* BEGIN Data *
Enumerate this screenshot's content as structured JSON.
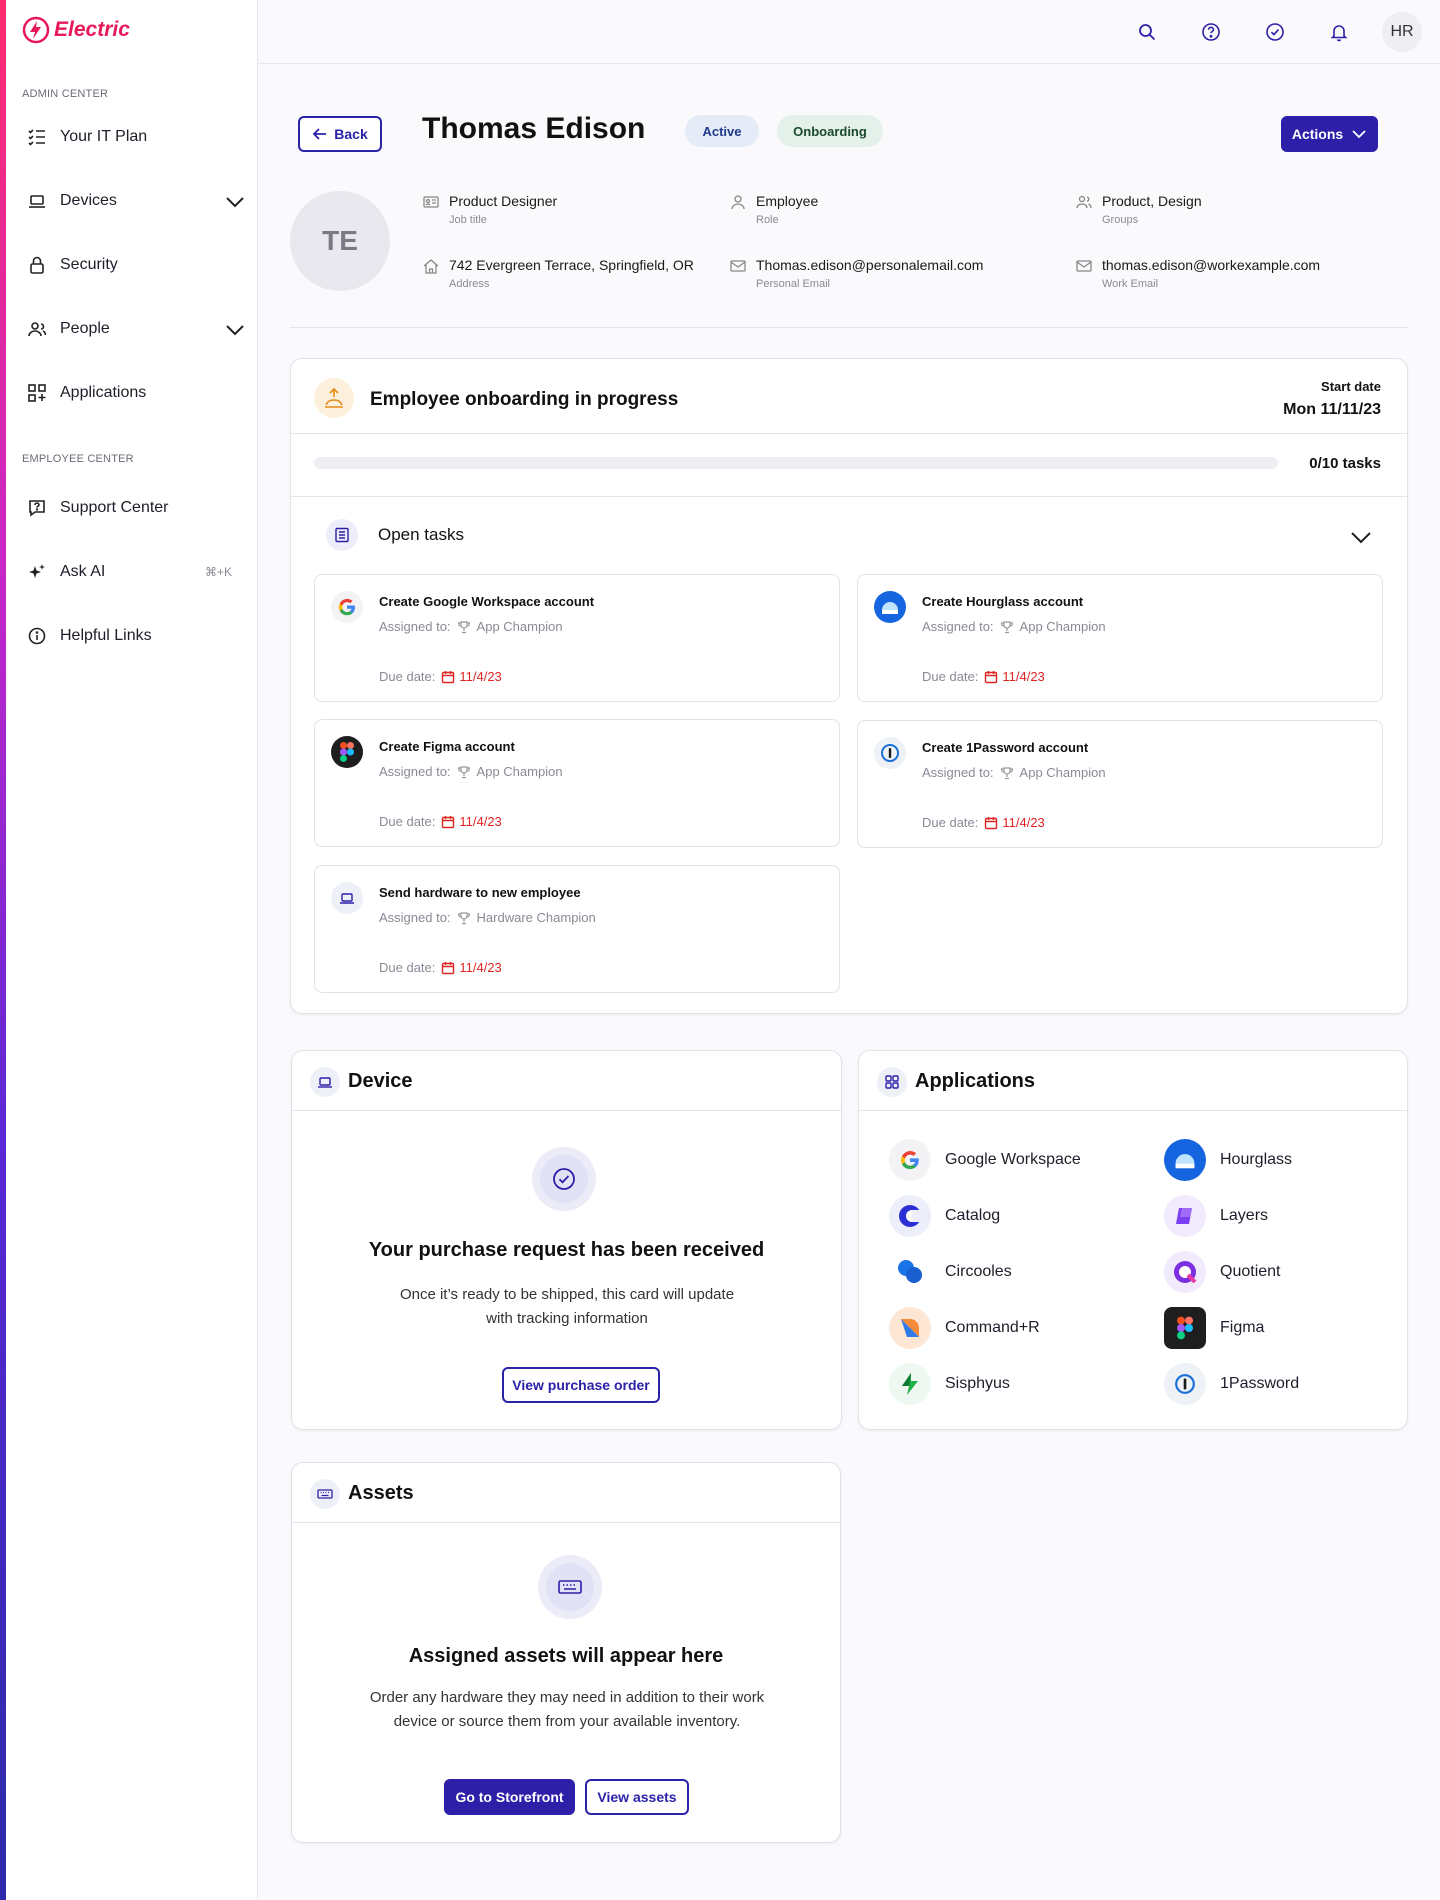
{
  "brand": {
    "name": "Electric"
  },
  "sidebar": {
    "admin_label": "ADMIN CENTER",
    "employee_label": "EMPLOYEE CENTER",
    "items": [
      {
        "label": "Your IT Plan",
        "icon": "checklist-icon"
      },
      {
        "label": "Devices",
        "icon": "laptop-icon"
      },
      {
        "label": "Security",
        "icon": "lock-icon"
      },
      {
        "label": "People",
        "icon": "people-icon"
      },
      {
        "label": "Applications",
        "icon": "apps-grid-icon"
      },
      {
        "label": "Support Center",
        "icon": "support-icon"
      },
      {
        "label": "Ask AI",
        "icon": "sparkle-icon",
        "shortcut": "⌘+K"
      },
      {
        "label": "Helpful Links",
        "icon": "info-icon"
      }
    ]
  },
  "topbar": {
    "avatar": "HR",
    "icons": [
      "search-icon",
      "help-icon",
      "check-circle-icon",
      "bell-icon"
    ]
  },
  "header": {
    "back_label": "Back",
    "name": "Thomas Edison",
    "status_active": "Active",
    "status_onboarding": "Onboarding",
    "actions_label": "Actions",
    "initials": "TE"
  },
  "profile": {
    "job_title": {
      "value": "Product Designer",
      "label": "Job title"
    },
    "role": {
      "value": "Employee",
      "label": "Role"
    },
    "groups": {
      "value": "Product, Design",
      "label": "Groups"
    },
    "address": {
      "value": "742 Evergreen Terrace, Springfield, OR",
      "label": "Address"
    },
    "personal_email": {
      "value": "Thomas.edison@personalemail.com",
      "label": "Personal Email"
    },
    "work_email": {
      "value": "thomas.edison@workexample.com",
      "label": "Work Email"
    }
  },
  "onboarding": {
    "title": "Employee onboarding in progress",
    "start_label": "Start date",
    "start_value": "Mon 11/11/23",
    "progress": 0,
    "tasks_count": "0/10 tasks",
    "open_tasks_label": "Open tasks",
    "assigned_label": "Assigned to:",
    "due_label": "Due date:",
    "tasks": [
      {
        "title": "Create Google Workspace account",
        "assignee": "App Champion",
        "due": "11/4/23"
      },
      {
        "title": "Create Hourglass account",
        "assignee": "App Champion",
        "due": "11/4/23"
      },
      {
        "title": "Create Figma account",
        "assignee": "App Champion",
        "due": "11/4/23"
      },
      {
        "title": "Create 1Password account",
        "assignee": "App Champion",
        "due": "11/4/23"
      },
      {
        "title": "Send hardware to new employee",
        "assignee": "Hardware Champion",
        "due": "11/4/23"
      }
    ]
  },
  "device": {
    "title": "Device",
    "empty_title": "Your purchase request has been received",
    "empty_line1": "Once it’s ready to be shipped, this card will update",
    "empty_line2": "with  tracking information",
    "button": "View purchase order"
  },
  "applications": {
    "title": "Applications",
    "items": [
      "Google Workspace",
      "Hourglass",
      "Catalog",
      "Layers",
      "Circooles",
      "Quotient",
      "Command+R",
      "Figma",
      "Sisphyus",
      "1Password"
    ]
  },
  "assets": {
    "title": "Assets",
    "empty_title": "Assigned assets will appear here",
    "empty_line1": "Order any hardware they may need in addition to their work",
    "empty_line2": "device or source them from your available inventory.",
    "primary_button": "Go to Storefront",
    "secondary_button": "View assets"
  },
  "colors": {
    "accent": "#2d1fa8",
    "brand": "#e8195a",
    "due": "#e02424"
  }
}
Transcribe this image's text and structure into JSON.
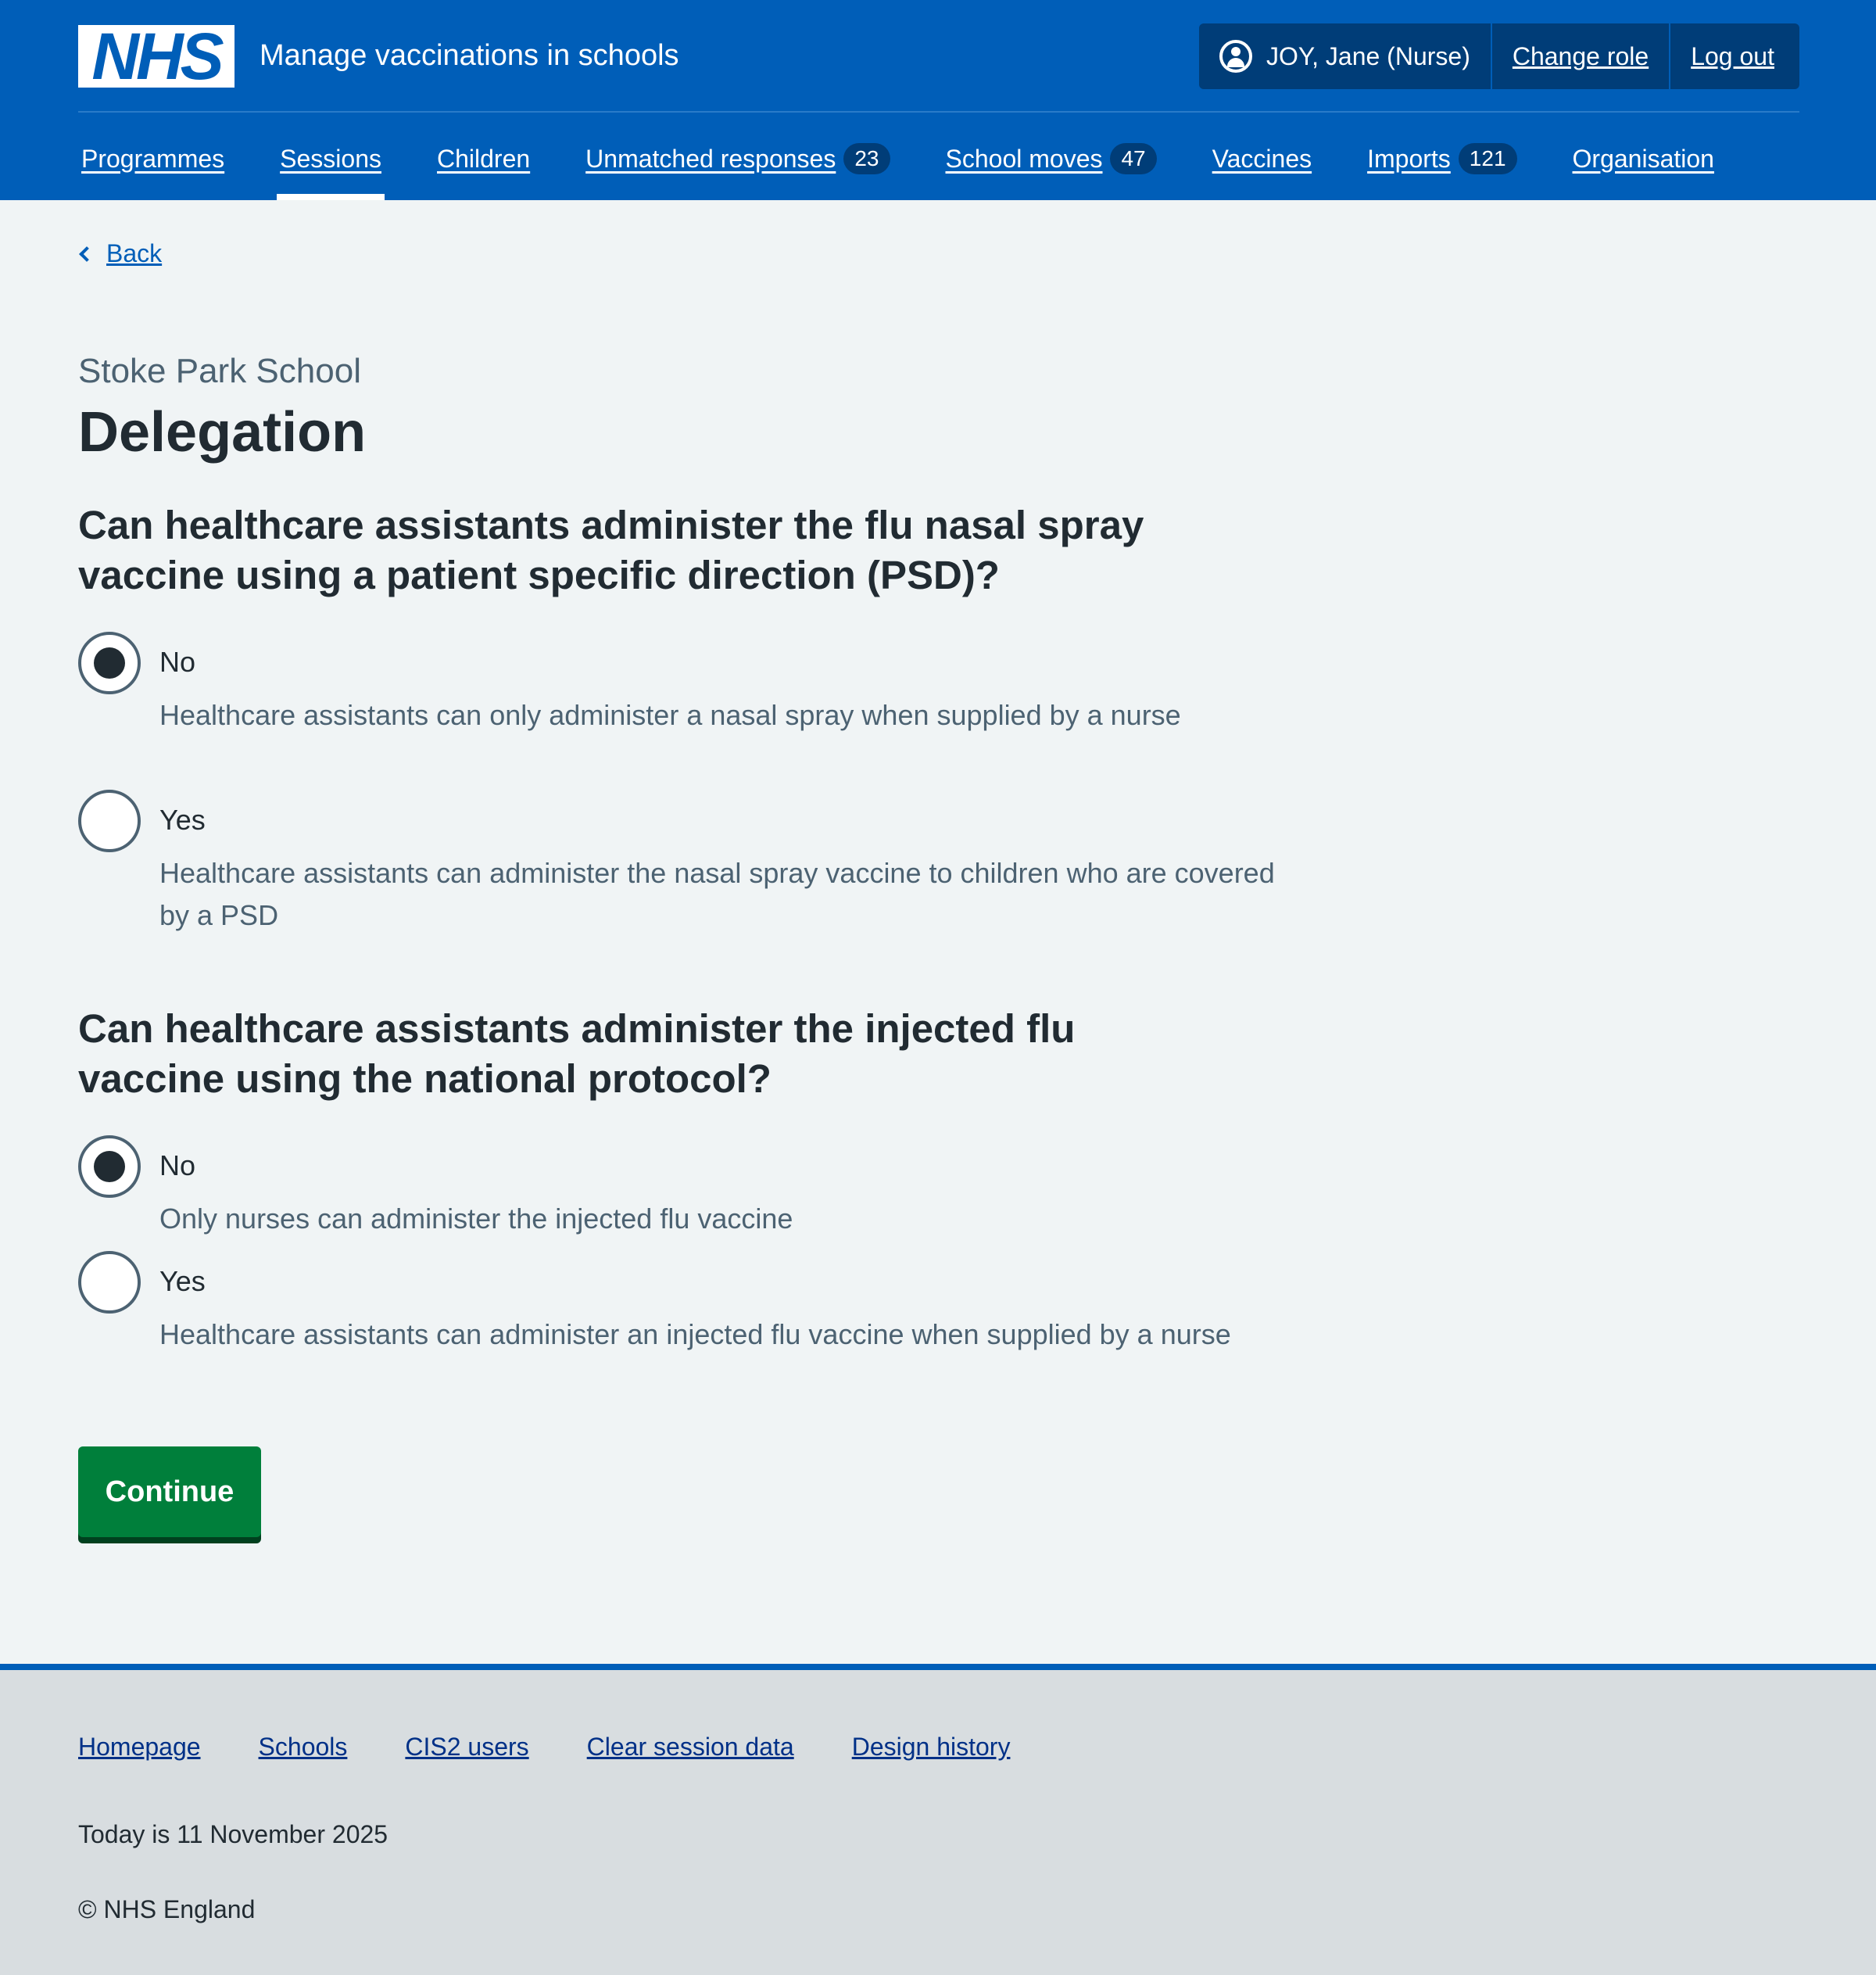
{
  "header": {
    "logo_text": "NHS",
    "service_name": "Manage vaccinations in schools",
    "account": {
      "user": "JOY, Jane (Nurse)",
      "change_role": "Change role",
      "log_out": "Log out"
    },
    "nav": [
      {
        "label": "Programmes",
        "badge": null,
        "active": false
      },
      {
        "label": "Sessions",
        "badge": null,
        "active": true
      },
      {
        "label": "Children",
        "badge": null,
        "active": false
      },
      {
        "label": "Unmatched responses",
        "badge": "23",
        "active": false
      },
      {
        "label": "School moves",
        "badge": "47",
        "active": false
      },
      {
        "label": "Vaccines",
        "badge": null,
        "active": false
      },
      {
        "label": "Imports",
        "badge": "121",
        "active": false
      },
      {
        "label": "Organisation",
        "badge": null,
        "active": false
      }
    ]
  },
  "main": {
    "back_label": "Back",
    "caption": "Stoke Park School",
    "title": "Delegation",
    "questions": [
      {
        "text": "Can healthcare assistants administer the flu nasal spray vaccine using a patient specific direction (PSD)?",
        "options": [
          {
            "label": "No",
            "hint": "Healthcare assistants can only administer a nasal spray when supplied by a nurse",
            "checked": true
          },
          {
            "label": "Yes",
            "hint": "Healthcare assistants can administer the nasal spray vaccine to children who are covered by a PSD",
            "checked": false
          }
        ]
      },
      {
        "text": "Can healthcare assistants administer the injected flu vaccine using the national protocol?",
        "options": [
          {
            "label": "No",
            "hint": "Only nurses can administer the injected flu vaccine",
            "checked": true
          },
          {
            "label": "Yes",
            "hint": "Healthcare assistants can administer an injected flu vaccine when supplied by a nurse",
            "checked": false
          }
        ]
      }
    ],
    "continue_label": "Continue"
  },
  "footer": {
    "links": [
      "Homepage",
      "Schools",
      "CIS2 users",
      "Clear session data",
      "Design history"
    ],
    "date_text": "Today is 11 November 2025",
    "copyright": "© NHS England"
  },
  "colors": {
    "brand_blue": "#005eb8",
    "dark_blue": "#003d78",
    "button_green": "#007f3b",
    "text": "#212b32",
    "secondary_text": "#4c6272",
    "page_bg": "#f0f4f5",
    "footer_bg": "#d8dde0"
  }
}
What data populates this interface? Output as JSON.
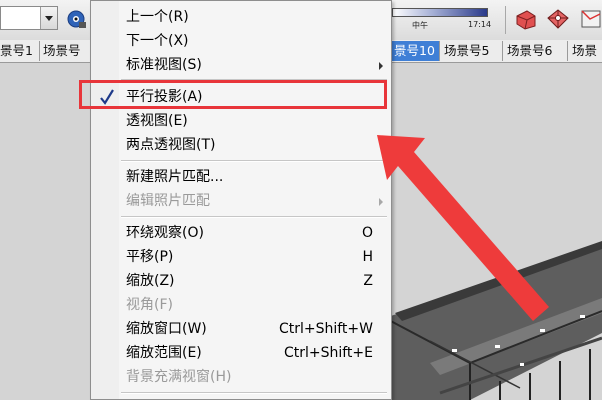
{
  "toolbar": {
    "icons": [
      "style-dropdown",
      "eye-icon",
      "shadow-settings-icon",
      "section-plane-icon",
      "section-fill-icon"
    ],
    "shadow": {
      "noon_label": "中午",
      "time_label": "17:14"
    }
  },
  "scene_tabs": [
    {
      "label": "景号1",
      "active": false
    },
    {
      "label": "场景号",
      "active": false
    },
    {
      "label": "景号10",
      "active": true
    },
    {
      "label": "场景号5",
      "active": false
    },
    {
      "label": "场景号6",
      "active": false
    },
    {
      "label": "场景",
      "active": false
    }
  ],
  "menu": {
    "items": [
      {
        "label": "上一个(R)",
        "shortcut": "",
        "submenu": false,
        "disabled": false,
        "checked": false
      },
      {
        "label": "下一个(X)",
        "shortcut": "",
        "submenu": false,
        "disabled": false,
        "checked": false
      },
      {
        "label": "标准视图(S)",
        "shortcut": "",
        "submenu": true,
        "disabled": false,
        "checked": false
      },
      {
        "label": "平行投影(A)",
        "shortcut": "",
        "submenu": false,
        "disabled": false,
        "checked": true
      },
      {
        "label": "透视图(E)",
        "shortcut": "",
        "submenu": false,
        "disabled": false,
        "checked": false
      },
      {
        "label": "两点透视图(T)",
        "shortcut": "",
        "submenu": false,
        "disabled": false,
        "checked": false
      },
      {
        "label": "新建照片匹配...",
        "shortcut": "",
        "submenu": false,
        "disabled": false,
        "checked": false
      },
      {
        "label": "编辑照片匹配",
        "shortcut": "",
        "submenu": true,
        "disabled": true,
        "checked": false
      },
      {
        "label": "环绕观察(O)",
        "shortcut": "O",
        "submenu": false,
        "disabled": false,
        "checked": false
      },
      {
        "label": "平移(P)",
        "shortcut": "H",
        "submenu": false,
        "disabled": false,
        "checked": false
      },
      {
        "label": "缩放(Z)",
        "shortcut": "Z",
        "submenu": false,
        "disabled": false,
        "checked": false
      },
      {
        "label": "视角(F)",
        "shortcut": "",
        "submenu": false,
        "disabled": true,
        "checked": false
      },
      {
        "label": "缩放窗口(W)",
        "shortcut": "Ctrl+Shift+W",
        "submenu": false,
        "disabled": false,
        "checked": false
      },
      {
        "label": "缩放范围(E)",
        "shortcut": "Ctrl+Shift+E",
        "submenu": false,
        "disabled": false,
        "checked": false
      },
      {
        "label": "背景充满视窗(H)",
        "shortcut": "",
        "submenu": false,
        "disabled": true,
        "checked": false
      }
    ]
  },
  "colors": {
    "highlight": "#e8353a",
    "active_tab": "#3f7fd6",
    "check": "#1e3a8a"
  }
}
* END Data *
What is required: Only a number is wanted: how many lines of the material above hold "JSON"?

Solution for this task: 3